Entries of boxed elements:
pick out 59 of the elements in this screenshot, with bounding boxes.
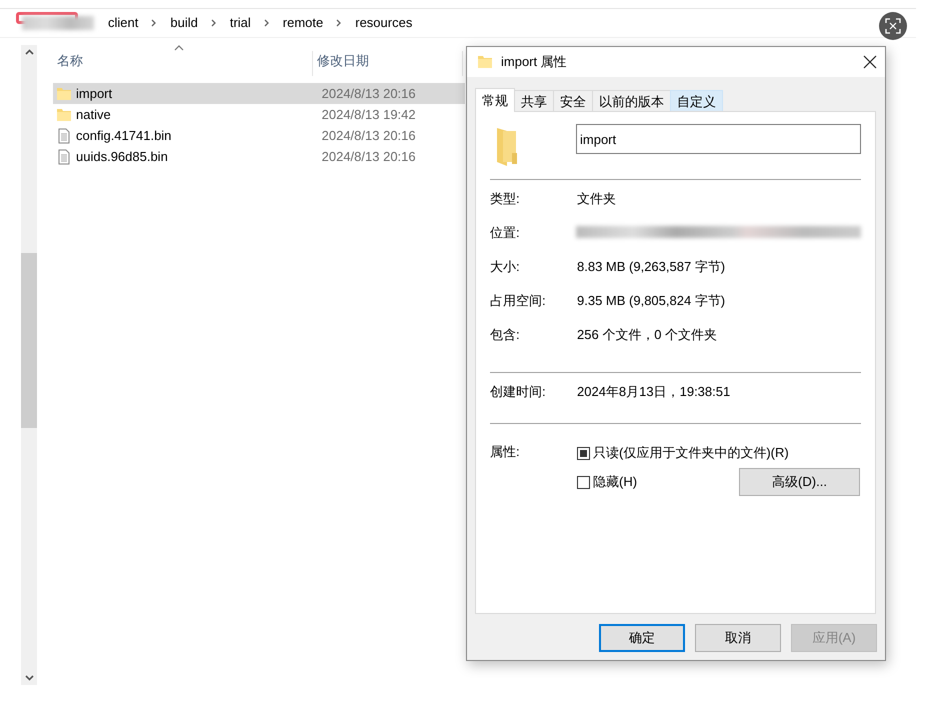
property-value: 9.35 MB (9,805,824 字节): [577, 292, 726, 310]
file-row[interactable]: native 2024/8/13 19:42: [53, 104, 465, 125]
checkbox[interactable]: 隐藏(H): [577, 472, 638, 492]
file-row[interactable]: config.41741.bin 2024/8/13 20:16: [53, 125, 465, 146]
scroll-down-icon[interactable]: [24, 675, 34, 681]
chevron-right-icon: [262, 19, 271, 27]
breadcrumb-item[interactable]: trial: [224, 13, 257, 33]
file-date: 2024/8/13 19:42: [322, 106, 417, 124]
name-field[interactable]: import: [576, 124, 861, 154]
window-title: import 属性: [501, 53, 567, 72]
breadcrumb-item[interactable]: remote: [276, 13, 330, 33]
folder-icon: [477, 54, 493, 70]
property-label: 包含:: [490, 326, 521, 344]
file-date: 2024/8/13 20:16: [322, 126, 417, 145]
file-name: native: [76, 106, 112, 124]
property-label: 位置:: [490, 224, 521, 242]
document-icon: [56, 128, 72, 144]
highlight-frame: [16, 12, 78, 24]
chevron-right-icon: [335, 19, 344, 27]
property-label: 属性:: [490, 443, 521, 461]
property-label: 大小:: [490, 258, 521, 276]
screenshot-button[interactable]: [879, 12, 907, 40]
file-name: import: [76, 84, 114, 103]
column-header[interactable]: 名称: [53, 50, 313, 76]
scrollbar[interactable]: [21, 45, 37, 685]
folder-icon: [495, 126, 519, 166]
checkbox[interactable]: 只读(仅应用于文件夹中的文件)(R): [577, 443, 789, 463]
dialog-button[interactable]: 取消: [695, 624, 781, 652]
tab[interactable]: 常规: [475, 88, 515, 112]
property-value: 文件夹: [577, 190, 616, 208]
chevron-right-icon: [150, 19, 158, 27]
dialog-button[interactable]: 确定: [599, 624, 685, 652]
property-label: 占用空间:: [490, 292, 547, 310]
chevron-right-icon: [210, 19, 218, 27]
scan-icon: [885, 18, 901, 34]
property-value: 2024年8月13日，19:38:51: [577, 383, 730, 401]
file-row[interactable]: import 2024/8/13 20:16: [53, 83, 465, 104]
file-row[interactable]: uuids.96d85.bin 2024/8/13 20:16: [53, 146, 465, 167]
file-date: 2024/8/13 20:16: [322, 148, 417, 166]
sort-ascending-icon: [174, 44, 184, 50]
advanced-button[interactable]: 高级(D)...: [739, 468, 860, 496]
close-button[interactable]: [863, 55, 877, 69]
scroll-up-icon[interactable]: [24, 49, 34, 55]
scrollbar-thumb[interactable]: [21, 253, 37, 428]
document-icon: [56, 148, 72, 164]
property-value: 256 个文件，0 个文件夹: [577, 326, 718, 344]
property-label: 创建时间:: [490, 383, 547, 401]
folder-icon: [56, 106, 72, 122]
tab[interactable]: 自定义: [670, 90, 723, 112]
folder-icon: [56, 86, 72, 102]
breadcrumb-item[interactable]: build: [164, 13, 204, 33]
property-label: 类型:: [490, 190, 521, 208]
property-value: 8.83 MB (9,263,587 字节): [577, 258, 726, 276]
column-header[interactable]: 修改日期: [313, 50, 463, 76]
file-date: 2024/8/13 20:16: [322, 84, 417, 103]
file-name: uuids.96d85.bin: [76, 148, 169, 166]
breadcrumb-item[interactable]: client: [102, 13, 144, 33]
file-name: config.41741.bin: [76, 126, 172, 145]
breadcrumb-item[interactable]: resources: [349, 13, 418, 33]
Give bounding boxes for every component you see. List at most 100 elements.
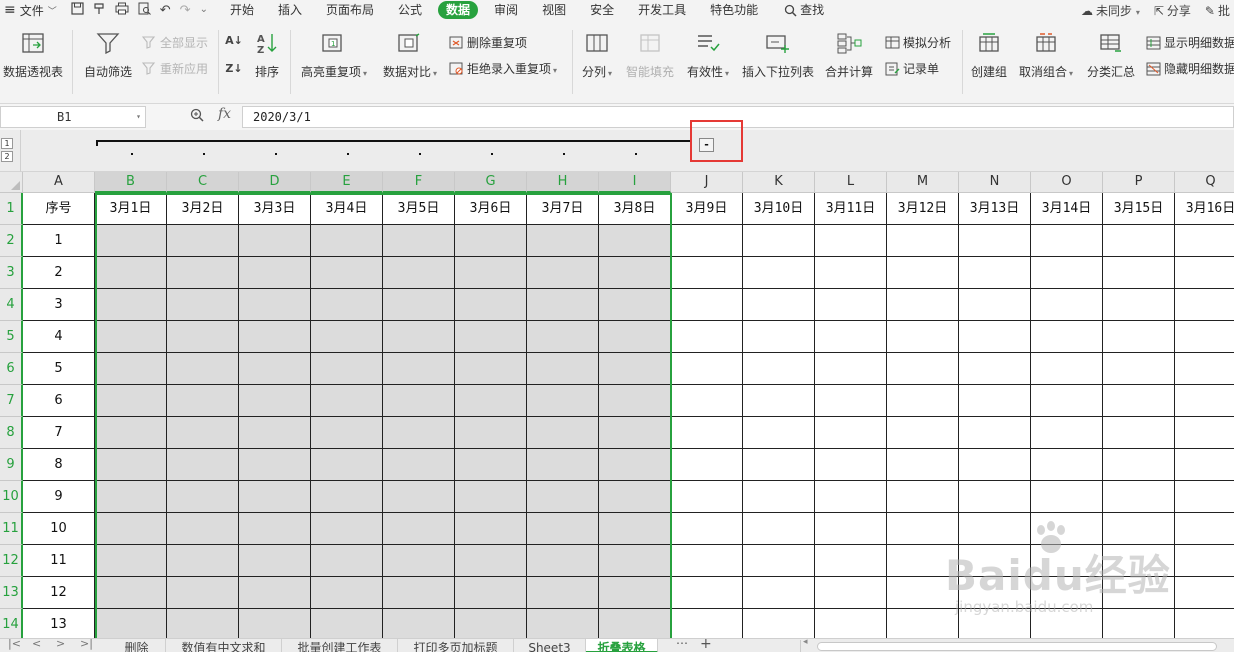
- sort-ascending-button[interactable]: A↓: [225, 32, 245, 48]
- cell-g12[interactable]: [455, 545, 527, 577]
- cell-k6[interactable]: [743, 353, 815, 385]
- create-group-button[interactable]: 创建组: [968, 20, 1010, 80]
- function-icon[interactable]: fx: [218, 106, 231, 122]
- column-header-l[interactable]: L: [815, 172, 887, 193]
- cell-q12[interactable]: [1175, 545, 1234, 577]
- cell-p9[interactable]: [1103, 449, 1175, 481]
- cell-f8[interactable]: [383, 417, 455, 449]
- cell-c7[interactable]: [167, 385, 239, 417]
- cell-o13[interactable]: [1031, 577, 1103, 609]
- cell-g10[interactable]: [455, 481, 527, 513]
- cell-f2[interactable]: [383, 225, 455, 257]
- column-header-e[interactable]: E: [311, 172, 383, 193]
- cell-a1[interactable]: 序号: [23, 193, 95, 225]
- cell-e6[interactable]: [311, 353, 383, 385]
- cell-k8[interactable]: [743, 417, 815, 449]
- cell-p1[interactable]: 3月15日: [1103, 193, 1175, 225]
- cell-a6[interactable]: 5: [23, 353, 95, 385]
- row-header-7[interactable]: 7: [0, 385, 23, 417]
- cell-f1[interactable]: 3月5日: [383, 193, 455, 225]
- cell-i2[interactable]: [599, 225, 671, 257]
- cell-a3[interactable]: 2: [23, 257, 95, 289]
- cell-i11[interactable]: [599, 513, 671, 545]
- cell-a10[interactable]: 9: [23, 481, 95, 513]
- cell-a13[interactable]: 12: [23, 577, 95, 609]
- cell-i6[interactable]: [599, 353, 671, 385]
- cell-h14[interactable]: [527, 609, 599, 638]
- cell-e14[interactable]: [311, 609, 383, 638]
- cell-k7[interactable]: [743, 385, 815, 417]
- cell-e3[interactable]: [311, 257, 383, 289]
- cell-e13[interactable]: [311, 577, 383, 609]
- column-header-b[interactable]: B: [95, 172, 167, 193]
- cell-l14[interactable]: [815, 609, 887, 638]
- scrollbar-thumb[interactable]: [817, 642, 1217, 651]
- cell-j11[interactable]: [671, 513, 743, 545]
- cell-i1[interactable]: 3月8日: [599, 193, 671, 225]
- cell-c4[interactable]: [167, 289, 239, 321]
- cell-a12[interactable]: 11: [23, 545, 95, 577]
- tab-security[interactable]: 安全: [578, 0, 626, 20]
- cell-j13[interactable]: [671, 577, 743, 609]
- cell-q2[interactable]: [1175, 225, 1234, 257]
- validity-button[interactable]: 有效性 ▾: [684, 20, 732, 80]
- cell-d6[interactable]: [239, 353, 311, 385]
- cell-h12[interactable]: [527, 545, 599, 577]
- chevron-down-icon[interactable]: ▾: [136, 107, 141, 127]
- cell-b1[interactable]: 3月1日: [95, 193, 167, 225]
- row-header-14[interactable]: 14: [0, 609, 23, 638]
- cell-k10[interactable]: [743, 481, 815, 513]
- cell-n2[interactable]: [959, 225, 1031, 257]
- cell-n11[interactable]: [959, 513, 1031, 545]
- cell-d10[interactable]: [239, 481, 311, 513]
- ungroup-button[interactable]: 取消组合 ▾: [1016, 20, 1076, 80]
- tab-review[interactable]: 审阅: [482, 0, 530, 20]
- column-header-o[interactable]: O: [1031, 172, 1103, 193]
- sync-button[interactable]: ☁ 未同步 ▾: [1081, 2, 1140, 19]
- cell-q11[interactable]: [1175, 513, 1234, 545]
- cell-k5[interactable]: [743, 321, 815, 353]
- cell-l4[interactable]: [815, 289, 887, 321]
- cell-o10[interactable]: [1031, 481, 1103, 513]
- cell-a11[interactable]: 10: [23, 513, 95, 545]
- autofilter-button[interactable]: 自动筛选: [82, 20, 134, 80]
- name-box[interactable]: B1 ▾: [0, 106, 146, 128]
- cell-n9[interactable]: [959, 449, 1031, 481]
- cell-g3[interactable]: [455, 257, 527, 289]
- row-header-1[interactable]: 1: [0, 193, 23, 225]
- cell-e12[interactable]: [311, 545, 383, 577]
- cell-n12[interactable]: [959, 545, 1031, 577]
- cell-c1[interactable]: 3月2日: [167, 193, 239, 225]
- row-header-2[interactable]: 2: [0, 225, 23, 257]
- cell-g8[interactable]: [455, 417, 527, 449]
- tab-page-layout[interactable]: 页面布局: [314, 0, 386, 20]
- file-menu[interactable]: ≡ 文件 ﹀: [0, 0, 63, 20]
- column-header-i[interactable]: I: [599, 172, 671, 193]
- reject-duplicates-button[interactable]: 拒绝录入重复项 ▾: [448, 60, 557, 77]
- cell-l5[interactable]: [815, 321, 887, 353]
- cell-j8[interactable]: [671, 417, 743, 449]
- cell-m1[interactable]: 3月12日: [887, 193, 959, 225]
- cell-b7[interactable]: [95, 385, 167, 417]
- row-header-12[interactable]: 12: [0, 545, 23, 577]
- cell-h4[interactable]: [527, 289, 599, 321]
- cell-q6[interactable]: [1175, 353, 1234, 385]
- cell-i3[interactable]: [599, 257, 671, 289]
- cell-l8[interactable]: [815, 417, 887, 449]
- cell-a5[interactable]: 4: [23, 321, 95, 353]
- search-button[interactable]: 查找: [770, 0, 836, 20]
- cell-b3[interactable]: [95, 257, 167, 289]
- cell-m5[interactable]: [887, 321, 959, 353]
- cell-b11[interactable]: [95, 513, 167, 545]
- chevron-down-icon[interactable]: ⌄: [200, 5, 208, 15]
- cell-a4[interactable]: 3: [23, 289, 95, 321]
- column-header-n[interactable]: N: [959, 172, 1031, 193]
- column-header-p[interactable]: P: [1103, 172, 1175, 193]
- cell-j2[interactable]: [671, 225, 743, 257]
- cell-l6[interactable]: [815, 353, 887, 385]
- cell-h7[interactable]: [527, 385, 599, 417]
- cell-m10[interactable]: [887, 481, 959, 513]
- cell-d3[interactable]: [239, 257, 311, 289]
- cell-p13[interactable]: [1103, 577, 1175, 609]
- cell-k2[interactable]: [743, 225, 815, 257]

• Do this
Retype the lines in the items above exactly, beginning with the line that contains "- sort-ascending-button[interactable]: A↓: [225, 32, 245, 48]" and continuing through the line that contains "- cell-q12[interactable]: [1175, 545, 1234, 577]", with both of those lines included.

• The solution
- sort-ascending-button[interactable]: A↓: [225, 32, 245, 48]
- cell-g12[interactable]: [455, 545, 527, 577]
- cell-k6[interactable]: [743, 353, 815, 385]
- create-group-button[interactable]: 创建组: [968, 20, 1010, 80]
- function-icon[interactable]: fx: [218, 106, 231, 122]
- column-header-l[interactable]: L: [815, 172, 887, 193]
- cell-q12[interactable]: [1175, 545, 1234, 577]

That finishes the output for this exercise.